• **Tâche écrite 1**: Recopiez à l'identique les lignes des enregistrements à partir de la toute première. Arrêtez-vous après la ligne qui contient "1342, 679, 1462]", celle-ci comprise.

• **Texte cité**:
※ ※ ※

L’ancien Ménandre disait celui-là heureux qui avait pu rencontrer seulement l’ombre d’un ami : il avait certes raison de le dire, même s’il en avait tâté. Car, à la vérité, si je compare tout le reste de ma vie, quoiqu’avec la grâce de Dieu je l’aie passée douce, aisée, et, sauf la perte d’un tel ami, exempte d’affliction pesante, pleine de tranquillité d’esprit, ayant pris en paiement mes commodités naturelles et originelles, sans en rechercher d’autres ; si je la compare, dis-je, toute aux quatre années qu’il m’a été donné de jouir de la douce compagnie et société de ce personnage, ce n’est que fumée, ce n’est qu’une nuit obscure et ennuyeuse. Depuis le jour que je le perdis, je ne fais que traîner languissant ; et les plaisirs mêmes qui s’offrent à moi, au lieu de me consoler, me redoublent le regret de sa perte : nous étions à moitié de tout ; il me semble que je lui dérobe sa part.

J’étais déjà si fait et accoutumé à être deuxième partout qu’il me semble n’être plus qu’à demi. Il n’est action ou imagination où je ne le trouve à dire ; comme aussi eût-il bien fait à moi : car de même qu’il me surpassait d’une distance infinie en toute autre suffisance et vertu, aussi faisait-il au devoir de l’amitié.

※ ※ ※

• **Enregistrements bruts**:

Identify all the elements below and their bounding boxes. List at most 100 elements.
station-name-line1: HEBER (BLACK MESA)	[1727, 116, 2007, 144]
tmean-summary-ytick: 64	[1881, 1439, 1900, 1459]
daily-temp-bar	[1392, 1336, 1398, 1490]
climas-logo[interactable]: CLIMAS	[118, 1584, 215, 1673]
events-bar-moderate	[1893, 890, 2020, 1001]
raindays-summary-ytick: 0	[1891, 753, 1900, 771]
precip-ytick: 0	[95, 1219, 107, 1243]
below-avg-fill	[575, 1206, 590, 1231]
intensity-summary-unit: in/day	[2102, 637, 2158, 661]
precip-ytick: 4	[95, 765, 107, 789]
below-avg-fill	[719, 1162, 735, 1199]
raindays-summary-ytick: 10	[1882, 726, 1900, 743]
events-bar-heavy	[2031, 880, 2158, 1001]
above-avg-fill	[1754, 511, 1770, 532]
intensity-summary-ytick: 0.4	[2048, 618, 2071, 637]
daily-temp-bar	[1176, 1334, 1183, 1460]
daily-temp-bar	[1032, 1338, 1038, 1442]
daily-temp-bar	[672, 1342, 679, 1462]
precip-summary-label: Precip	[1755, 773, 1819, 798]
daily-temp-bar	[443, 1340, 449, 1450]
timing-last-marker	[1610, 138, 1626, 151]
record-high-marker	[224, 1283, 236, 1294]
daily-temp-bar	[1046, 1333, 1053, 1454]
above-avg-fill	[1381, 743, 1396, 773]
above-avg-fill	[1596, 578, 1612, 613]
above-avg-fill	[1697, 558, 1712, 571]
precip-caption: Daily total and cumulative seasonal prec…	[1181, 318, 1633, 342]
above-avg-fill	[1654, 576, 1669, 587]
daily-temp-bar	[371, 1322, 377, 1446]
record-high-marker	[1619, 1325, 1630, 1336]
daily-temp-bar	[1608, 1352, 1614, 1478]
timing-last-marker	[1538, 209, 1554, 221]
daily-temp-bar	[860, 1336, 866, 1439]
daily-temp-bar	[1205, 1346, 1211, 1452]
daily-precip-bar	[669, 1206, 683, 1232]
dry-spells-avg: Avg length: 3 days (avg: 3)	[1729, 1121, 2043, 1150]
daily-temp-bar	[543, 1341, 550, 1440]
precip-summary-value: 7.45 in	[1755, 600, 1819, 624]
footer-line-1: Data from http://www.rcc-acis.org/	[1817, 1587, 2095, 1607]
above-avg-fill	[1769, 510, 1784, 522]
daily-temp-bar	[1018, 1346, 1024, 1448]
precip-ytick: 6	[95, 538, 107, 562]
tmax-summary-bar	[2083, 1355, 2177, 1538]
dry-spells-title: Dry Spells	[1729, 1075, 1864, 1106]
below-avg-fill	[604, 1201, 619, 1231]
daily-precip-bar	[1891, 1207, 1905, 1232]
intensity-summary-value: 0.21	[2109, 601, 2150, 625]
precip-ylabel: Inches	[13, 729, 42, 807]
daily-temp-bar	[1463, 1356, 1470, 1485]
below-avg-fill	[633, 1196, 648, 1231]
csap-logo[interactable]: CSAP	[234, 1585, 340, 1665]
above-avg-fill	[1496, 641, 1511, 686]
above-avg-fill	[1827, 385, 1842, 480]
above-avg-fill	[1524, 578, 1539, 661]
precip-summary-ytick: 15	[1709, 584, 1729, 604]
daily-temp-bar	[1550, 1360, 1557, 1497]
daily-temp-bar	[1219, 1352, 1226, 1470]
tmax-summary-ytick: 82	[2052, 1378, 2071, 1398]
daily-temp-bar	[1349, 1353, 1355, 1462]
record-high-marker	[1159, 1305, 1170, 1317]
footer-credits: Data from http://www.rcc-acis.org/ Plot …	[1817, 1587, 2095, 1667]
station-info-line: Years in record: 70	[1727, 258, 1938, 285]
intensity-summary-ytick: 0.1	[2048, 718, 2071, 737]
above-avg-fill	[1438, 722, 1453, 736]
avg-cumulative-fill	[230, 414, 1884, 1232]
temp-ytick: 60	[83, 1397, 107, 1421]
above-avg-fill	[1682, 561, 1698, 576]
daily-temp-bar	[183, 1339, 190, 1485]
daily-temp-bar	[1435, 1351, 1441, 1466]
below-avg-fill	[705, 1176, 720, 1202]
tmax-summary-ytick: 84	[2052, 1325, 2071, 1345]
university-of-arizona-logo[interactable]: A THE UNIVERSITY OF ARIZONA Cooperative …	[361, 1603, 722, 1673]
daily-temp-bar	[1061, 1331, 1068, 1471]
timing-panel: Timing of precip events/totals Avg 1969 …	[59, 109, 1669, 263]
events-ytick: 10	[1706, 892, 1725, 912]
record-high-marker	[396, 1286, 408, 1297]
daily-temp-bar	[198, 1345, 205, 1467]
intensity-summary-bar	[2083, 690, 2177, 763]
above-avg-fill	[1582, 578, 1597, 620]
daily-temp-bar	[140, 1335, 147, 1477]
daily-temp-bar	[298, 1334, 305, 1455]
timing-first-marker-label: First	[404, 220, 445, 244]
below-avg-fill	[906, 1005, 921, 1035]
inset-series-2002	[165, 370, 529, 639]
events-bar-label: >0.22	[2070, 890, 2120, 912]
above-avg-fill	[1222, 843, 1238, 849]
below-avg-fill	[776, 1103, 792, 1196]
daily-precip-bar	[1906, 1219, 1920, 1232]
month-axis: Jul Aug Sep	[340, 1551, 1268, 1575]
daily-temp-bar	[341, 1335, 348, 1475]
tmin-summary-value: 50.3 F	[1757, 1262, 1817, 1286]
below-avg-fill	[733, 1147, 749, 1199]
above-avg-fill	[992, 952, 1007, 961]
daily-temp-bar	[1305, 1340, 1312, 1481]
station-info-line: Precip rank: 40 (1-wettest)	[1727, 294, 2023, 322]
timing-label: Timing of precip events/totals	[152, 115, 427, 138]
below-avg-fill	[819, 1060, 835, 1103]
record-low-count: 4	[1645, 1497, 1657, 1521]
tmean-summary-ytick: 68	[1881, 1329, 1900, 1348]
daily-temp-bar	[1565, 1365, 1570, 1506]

※ ※ ※

• **Tâche écrite 2**: D'après le texte sur l'amitié, pendant combien d'années a-t-il été donné de jouir de la compagnie de l'ami perdu ?

• **Solution 1**:
Identify all the elements below and their bounding boxes. List at most 100 elements.
station-name-line1: HEBER (BLACK MESA)	[1727, 116, 2007, 144]
tmean-summary-ytick: 64	[1881, 1439, 1900, 1459]
daily-temp-bar	[1392, 1336, 1398, 1490]
climas-logo[interactable]: CLIMAS	[118, 1584, 215, 1673]
events-bar-moderate	[1893, 890, 2020, 1001]
raindays-summary-ytick: 0	[1891, 753, 1900, 771]
precip-ytick: 0	[95, 1219, 107, 1243]
below-avg-fill	[575, 1206, 590, 1231]
intensity-summary-unit: in/day	[2102, 637, 2158, 661]
precip-ytick: 4	[95, 765, 107, 789]
below-avg-fill	[719, 1162, 735, 1199]
raindays-summary-ytick: 10	[1882, 726, 1900, 743]
events-bar-heavy	[2031, 880, 2158, 1001]
above-avg-fill	[1754, 511, 1770, 532]
intensity-summary-ytick: 0.4	[2048, 618, 2071, 637]
daily-temp-bar	[1176, 1334, 1183, 1460]
daily-temp-bar	[1032, 1338, 1038, 1442]
daily-temp-bar	[672, 1342, 679, 1462]

• **Solution 2**: Pendant quatre années.